> Exercise material:
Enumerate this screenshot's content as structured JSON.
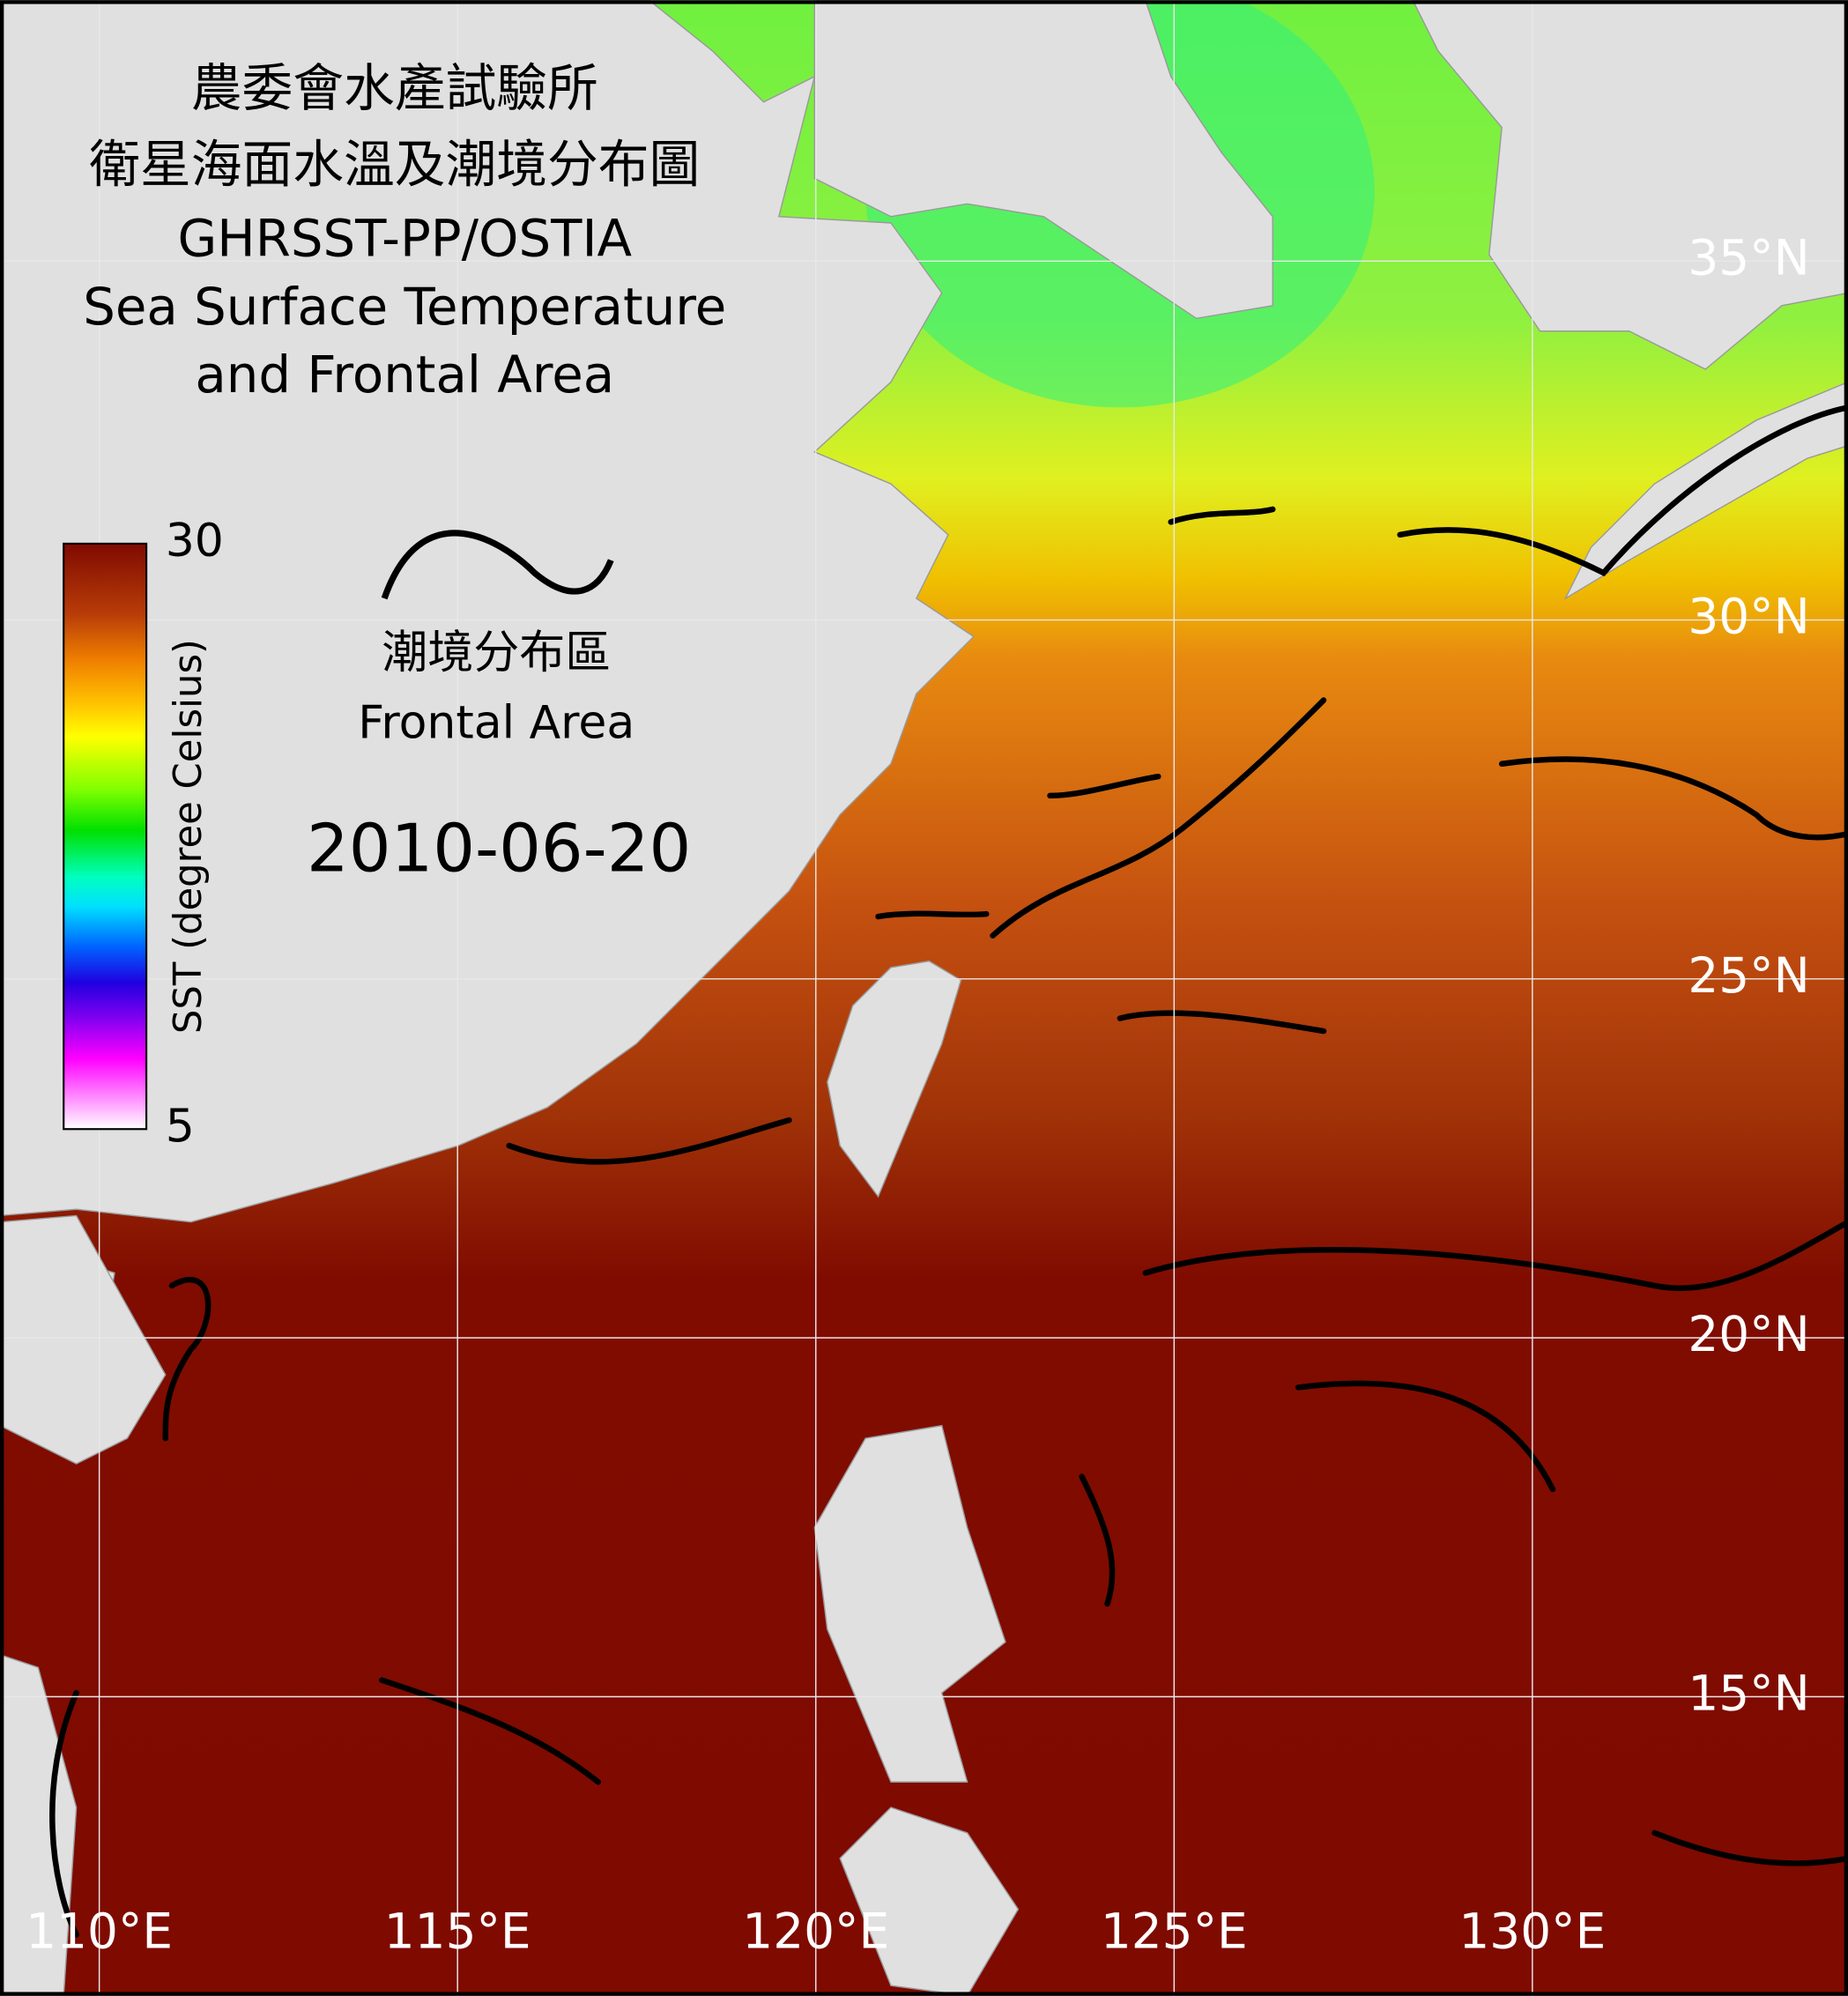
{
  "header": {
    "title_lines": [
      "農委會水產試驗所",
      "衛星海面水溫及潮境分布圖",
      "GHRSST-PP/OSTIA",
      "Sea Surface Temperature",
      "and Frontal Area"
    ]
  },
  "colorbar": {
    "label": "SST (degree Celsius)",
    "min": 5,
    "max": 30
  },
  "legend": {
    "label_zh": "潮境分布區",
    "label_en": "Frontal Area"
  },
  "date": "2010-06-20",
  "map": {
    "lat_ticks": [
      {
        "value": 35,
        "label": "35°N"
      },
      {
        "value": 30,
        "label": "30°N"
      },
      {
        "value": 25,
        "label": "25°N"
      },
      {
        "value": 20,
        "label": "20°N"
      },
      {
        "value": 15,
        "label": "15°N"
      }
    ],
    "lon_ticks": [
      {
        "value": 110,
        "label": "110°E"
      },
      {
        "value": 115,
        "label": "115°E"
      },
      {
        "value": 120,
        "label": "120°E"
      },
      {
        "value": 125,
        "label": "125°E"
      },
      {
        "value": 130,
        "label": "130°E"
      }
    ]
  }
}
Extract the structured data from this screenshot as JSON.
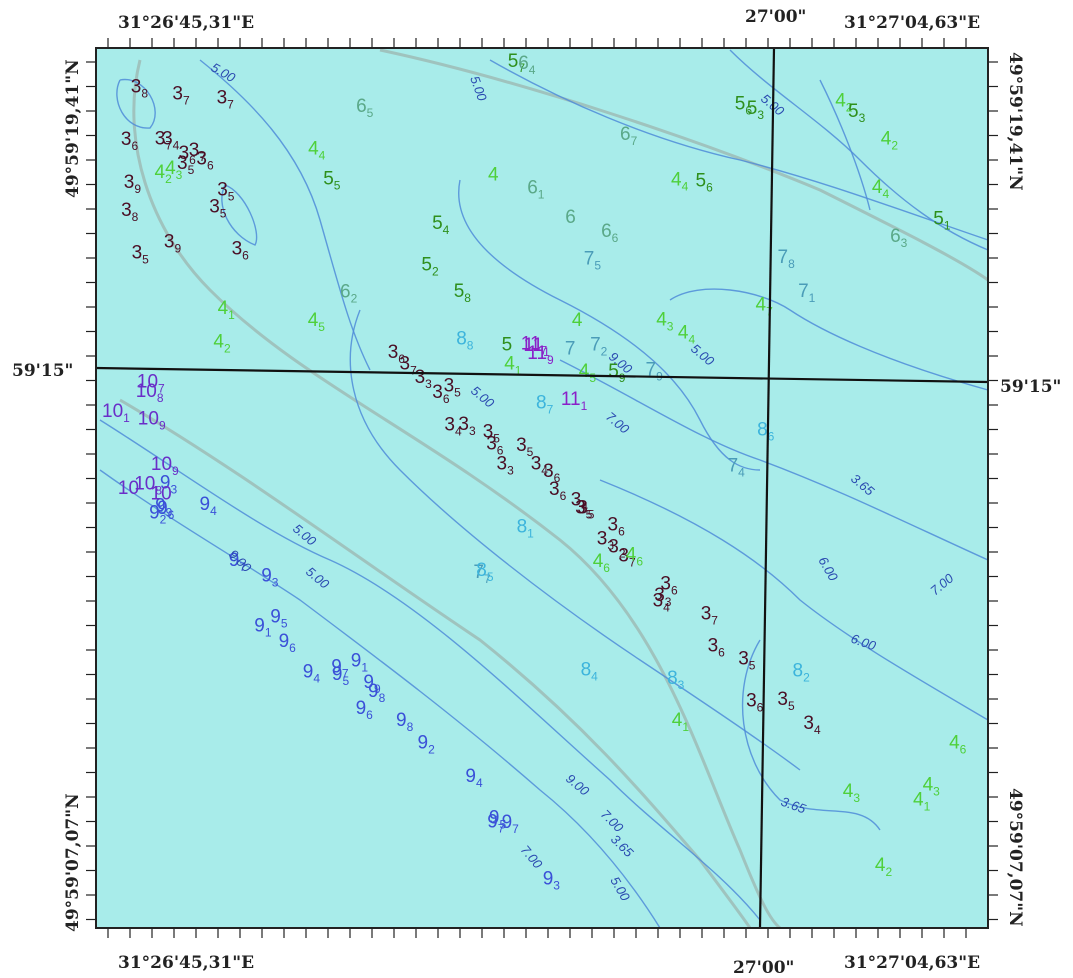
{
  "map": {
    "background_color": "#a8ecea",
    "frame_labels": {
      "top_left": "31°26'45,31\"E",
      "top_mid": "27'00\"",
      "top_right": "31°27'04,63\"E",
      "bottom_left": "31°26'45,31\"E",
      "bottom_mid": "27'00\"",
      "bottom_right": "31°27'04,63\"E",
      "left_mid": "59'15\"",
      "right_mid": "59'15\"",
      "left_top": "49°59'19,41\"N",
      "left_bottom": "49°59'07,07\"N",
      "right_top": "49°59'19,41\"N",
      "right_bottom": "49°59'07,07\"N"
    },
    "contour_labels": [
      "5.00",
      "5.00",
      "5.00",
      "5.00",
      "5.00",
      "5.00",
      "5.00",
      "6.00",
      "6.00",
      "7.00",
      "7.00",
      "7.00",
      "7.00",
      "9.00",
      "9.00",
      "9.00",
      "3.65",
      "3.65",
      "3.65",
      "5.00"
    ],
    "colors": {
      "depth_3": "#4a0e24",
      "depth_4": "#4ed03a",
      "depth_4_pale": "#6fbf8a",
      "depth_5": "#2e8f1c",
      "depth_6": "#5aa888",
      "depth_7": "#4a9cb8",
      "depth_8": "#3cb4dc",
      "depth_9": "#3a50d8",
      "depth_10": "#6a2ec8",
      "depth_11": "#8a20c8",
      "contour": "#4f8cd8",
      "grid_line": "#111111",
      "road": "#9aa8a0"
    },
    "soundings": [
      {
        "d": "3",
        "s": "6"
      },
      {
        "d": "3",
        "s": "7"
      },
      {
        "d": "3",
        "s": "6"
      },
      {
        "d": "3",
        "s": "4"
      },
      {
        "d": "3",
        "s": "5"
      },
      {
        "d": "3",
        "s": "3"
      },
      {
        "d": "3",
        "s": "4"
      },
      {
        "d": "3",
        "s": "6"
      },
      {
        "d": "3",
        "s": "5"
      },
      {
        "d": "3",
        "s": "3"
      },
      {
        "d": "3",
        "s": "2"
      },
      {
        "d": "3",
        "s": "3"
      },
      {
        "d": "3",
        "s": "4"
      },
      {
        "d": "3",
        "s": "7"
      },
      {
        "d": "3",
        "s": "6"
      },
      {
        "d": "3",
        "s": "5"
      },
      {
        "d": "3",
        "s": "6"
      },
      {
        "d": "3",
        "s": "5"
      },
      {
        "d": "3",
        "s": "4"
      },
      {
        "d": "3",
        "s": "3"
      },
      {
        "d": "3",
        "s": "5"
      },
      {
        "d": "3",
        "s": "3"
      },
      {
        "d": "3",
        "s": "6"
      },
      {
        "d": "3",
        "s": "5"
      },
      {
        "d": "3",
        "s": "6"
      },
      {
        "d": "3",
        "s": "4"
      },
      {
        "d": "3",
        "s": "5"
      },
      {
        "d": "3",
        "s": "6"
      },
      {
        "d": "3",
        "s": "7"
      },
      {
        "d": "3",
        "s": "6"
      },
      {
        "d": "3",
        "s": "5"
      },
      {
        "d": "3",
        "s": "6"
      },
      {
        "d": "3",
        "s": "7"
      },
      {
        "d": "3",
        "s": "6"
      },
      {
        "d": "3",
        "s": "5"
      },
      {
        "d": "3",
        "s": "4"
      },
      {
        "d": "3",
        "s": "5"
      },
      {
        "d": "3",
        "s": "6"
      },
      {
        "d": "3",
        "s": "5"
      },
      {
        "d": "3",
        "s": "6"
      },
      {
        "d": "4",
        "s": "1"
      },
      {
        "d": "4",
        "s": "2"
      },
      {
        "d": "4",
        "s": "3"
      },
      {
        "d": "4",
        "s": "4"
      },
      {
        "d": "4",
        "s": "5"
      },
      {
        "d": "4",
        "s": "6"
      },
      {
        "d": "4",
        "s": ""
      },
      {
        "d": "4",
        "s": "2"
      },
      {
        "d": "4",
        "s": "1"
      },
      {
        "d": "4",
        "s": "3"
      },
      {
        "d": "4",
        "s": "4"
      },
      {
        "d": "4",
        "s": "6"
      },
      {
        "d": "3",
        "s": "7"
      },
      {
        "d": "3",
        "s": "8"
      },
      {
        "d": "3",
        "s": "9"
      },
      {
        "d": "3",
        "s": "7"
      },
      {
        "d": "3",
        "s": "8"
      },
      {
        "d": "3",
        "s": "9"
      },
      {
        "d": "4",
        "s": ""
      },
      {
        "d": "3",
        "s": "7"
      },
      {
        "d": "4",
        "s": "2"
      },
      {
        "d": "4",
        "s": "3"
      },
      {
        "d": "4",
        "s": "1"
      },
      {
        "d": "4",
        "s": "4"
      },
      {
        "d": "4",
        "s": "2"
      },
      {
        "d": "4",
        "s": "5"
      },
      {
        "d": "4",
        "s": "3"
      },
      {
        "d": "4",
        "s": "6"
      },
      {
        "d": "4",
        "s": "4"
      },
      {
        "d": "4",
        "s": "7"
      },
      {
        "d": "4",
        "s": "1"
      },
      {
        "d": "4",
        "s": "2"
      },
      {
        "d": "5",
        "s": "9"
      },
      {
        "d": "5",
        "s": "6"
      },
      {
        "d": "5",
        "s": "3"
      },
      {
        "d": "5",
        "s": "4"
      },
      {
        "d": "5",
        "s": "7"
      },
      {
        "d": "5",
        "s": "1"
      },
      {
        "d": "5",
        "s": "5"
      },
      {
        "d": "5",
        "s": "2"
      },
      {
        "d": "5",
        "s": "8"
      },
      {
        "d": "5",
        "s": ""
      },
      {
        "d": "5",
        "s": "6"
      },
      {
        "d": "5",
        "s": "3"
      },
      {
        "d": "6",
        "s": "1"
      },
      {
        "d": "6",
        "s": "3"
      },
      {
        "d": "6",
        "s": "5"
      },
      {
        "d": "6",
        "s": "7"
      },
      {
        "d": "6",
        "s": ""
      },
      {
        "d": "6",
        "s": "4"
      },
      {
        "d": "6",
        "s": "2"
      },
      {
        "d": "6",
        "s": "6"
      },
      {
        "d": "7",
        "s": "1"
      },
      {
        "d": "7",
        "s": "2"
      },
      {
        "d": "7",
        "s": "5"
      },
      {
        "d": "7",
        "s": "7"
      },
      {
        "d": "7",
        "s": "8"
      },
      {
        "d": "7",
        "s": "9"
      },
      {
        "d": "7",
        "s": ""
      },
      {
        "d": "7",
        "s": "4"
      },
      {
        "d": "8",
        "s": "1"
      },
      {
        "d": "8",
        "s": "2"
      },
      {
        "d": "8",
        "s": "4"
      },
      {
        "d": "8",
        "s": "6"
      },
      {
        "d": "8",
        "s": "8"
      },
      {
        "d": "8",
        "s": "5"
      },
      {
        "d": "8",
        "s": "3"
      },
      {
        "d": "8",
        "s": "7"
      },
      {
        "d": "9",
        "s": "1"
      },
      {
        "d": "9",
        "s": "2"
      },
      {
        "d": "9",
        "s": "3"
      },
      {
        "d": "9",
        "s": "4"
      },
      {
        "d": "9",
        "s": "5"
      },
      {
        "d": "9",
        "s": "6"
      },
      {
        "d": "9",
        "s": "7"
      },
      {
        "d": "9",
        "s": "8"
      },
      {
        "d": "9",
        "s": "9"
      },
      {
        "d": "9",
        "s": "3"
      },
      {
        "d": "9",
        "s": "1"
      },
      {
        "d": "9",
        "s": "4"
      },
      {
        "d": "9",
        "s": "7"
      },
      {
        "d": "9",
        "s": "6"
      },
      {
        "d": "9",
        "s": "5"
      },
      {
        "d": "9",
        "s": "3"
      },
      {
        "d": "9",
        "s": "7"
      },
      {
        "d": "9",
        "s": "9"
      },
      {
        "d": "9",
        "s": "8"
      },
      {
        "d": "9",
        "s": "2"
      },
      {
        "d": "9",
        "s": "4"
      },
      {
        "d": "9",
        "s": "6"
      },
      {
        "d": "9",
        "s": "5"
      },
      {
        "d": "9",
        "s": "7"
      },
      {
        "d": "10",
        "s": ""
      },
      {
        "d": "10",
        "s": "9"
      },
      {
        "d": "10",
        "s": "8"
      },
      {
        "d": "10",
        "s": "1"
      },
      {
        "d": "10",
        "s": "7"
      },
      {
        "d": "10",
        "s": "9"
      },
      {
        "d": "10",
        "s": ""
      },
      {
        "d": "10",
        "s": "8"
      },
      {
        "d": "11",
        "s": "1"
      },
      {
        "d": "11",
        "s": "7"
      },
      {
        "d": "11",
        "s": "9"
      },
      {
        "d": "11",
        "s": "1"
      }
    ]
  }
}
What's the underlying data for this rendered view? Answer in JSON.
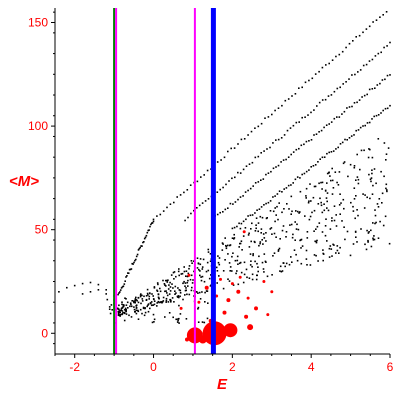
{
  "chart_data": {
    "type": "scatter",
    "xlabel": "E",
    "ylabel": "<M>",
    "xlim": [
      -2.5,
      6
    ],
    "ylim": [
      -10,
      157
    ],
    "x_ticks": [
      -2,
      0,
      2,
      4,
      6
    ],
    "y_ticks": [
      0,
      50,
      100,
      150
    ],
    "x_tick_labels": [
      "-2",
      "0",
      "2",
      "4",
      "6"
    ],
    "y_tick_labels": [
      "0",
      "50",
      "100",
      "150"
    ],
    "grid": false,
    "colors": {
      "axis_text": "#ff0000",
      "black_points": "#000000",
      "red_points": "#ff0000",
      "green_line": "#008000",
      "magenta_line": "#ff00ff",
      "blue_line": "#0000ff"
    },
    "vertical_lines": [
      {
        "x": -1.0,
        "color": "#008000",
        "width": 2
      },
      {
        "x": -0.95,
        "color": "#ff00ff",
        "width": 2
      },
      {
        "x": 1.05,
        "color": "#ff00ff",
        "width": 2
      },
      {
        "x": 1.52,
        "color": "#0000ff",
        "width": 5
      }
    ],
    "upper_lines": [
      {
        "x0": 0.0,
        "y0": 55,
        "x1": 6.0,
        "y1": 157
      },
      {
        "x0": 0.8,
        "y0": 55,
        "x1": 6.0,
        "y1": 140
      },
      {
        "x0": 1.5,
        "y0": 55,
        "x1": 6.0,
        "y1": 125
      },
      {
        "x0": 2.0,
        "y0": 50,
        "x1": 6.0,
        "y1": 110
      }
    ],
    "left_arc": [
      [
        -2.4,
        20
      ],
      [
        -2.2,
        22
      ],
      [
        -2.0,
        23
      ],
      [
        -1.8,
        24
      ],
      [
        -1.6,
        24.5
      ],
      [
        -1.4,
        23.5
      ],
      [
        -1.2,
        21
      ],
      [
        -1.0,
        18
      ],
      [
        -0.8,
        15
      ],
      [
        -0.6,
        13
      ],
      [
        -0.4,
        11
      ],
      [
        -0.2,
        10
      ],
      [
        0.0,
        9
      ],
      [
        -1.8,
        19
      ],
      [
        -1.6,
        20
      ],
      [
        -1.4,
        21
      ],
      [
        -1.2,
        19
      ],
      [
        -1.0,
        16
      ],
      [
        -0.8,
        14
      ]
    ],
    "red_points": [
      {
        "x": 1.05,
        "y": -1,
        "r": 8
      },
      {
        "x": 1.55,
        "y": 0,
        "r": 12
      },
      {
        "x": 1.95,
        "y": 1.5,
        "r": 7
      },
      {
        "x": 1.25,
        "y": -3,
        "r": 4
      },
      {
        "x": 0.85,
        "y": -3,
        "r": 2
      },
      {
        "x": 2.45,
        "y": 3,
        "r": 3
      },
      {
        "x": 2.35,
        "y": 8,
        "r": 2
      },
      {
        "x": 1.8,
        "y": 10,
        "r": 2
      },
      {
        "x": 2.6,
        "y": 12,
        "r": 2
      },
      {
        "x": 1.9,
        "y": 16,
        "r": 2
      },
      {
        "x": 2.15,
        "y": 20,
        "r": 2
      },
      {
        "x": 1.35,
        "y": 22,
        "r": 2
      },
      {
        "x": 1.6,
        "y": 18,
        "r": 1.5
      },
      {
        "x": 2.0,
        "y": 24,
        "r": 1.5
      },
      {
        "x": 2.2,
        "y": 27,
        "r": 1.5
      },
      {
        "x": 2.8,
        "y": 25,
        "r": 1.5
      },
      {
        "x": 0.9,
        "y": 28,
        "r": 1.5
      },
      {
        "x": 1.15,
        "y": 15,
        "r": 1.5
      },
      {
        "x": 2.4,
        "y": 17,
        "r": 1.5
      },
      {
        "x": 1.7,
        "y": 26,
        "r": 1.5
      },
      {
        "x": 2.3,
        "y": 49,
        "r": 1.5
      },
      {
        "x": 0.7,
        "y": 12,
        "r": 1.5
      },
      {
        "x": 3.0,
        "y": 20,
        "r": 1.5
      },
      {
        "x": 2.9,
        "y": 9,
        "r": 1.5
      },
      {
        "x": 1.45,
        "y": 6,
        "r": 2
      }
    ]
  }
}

> Goal: Which lines above hold the word "Area"? Copy each of them.

> Completed exercise:
      "and Frontal Area"
    "label_en": "Frontal Area"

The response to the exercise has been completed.